▸ The request:
Look below. Copy each line that has "text" in it.

▸ Exercise materials:
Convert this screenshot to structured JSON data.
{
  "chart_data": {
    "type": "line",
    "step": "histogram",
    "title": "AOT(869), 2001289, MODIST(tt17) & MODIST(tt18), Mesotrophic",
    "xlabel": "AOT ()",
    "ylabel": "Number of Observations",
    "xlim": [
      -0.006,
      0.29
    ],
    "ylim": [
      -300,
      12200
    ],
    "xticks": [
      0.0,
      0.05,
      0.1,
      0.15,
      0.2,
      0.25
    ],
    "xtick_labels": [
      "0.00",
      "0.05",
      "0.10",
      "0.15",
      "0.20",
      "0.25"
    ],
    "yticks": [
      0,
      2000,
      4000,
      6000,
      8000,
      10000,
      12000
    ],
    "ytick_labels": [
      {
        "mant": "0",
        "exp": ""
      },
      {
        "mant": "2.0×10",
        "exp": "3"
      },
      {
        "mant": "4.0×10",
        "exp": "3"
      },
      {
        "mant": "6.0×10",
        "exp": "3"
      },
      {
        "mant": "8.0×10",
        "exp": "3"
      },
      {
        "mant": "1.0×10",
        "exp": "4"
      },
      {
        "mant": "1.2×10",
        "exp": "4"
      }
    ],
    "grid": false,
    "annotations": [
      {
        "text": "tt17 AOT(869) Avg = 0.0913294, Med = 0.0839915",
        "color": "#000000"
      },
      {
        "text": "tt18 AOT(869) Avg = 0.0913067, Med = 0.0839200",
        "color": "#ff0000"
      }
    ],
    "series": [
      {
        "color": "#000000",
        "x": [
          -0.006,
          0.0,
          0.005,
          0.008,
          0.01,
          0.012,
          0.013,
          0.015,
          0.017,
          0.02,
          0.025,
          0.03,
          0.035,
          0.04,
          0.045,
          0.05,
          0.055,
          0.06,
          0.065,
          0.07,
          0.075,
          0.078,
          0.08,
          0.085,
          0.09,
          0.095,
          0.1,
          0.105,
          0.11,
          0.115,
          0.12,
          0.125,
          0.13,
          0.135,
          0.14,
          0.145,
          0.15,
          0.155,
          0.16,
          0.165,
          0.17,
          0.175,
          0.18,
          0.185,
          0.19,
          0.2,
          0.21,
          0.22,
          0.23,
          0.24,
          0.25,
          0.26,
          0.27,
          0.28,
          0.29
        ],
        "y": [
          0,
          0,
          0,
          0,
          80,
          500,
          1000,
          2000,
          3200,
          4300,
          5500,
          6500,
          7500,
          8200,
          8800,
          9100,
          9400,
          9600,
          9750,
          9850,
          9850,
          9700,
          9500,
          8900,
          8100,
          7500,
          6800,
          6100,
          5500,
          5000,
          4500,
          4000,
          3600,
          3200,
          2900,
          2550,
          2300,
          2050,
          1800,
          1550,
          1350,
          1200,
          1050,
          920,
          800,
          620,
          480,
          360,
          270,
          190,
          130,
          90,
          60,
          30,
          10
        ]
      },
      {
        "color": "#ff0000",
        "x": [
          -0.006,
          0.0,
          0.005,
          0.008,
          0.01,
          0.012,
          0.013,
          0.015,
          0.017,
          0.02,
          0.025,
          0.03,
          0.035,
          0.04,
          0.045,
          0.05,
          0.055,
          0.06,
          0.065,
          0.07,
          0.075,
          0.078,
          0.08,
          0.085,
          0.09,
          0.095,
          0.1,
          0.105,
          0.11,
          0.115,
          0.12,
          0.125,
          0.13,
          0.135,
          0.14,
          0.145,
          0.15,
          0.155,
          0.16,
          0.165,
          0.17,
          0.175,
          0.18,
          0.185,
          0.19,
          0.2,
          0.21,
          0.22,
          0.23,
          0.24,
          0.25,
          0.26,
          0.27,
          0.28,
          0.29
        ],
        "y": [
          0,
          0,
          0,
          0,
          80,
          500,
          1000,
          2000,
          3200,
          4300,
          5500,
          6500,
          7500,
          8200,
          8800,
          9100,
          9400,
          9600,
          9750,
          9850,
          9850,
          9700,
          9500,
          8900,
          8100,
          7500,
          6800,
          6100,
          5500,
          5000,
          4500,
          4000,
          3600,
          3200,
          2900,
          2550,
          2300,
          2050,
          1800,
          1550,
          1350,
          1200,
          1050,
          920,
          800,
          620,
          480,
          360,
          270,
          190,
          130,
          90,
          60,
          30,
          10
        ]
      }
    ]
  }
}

▸ Written reply:
        "text": "tt17 AOT(869) Avg = 0.0913294, Med = 0.0839915",
        "text": "tt18 AOT(869) Avg = 0.0913067, Med = 0.0839200",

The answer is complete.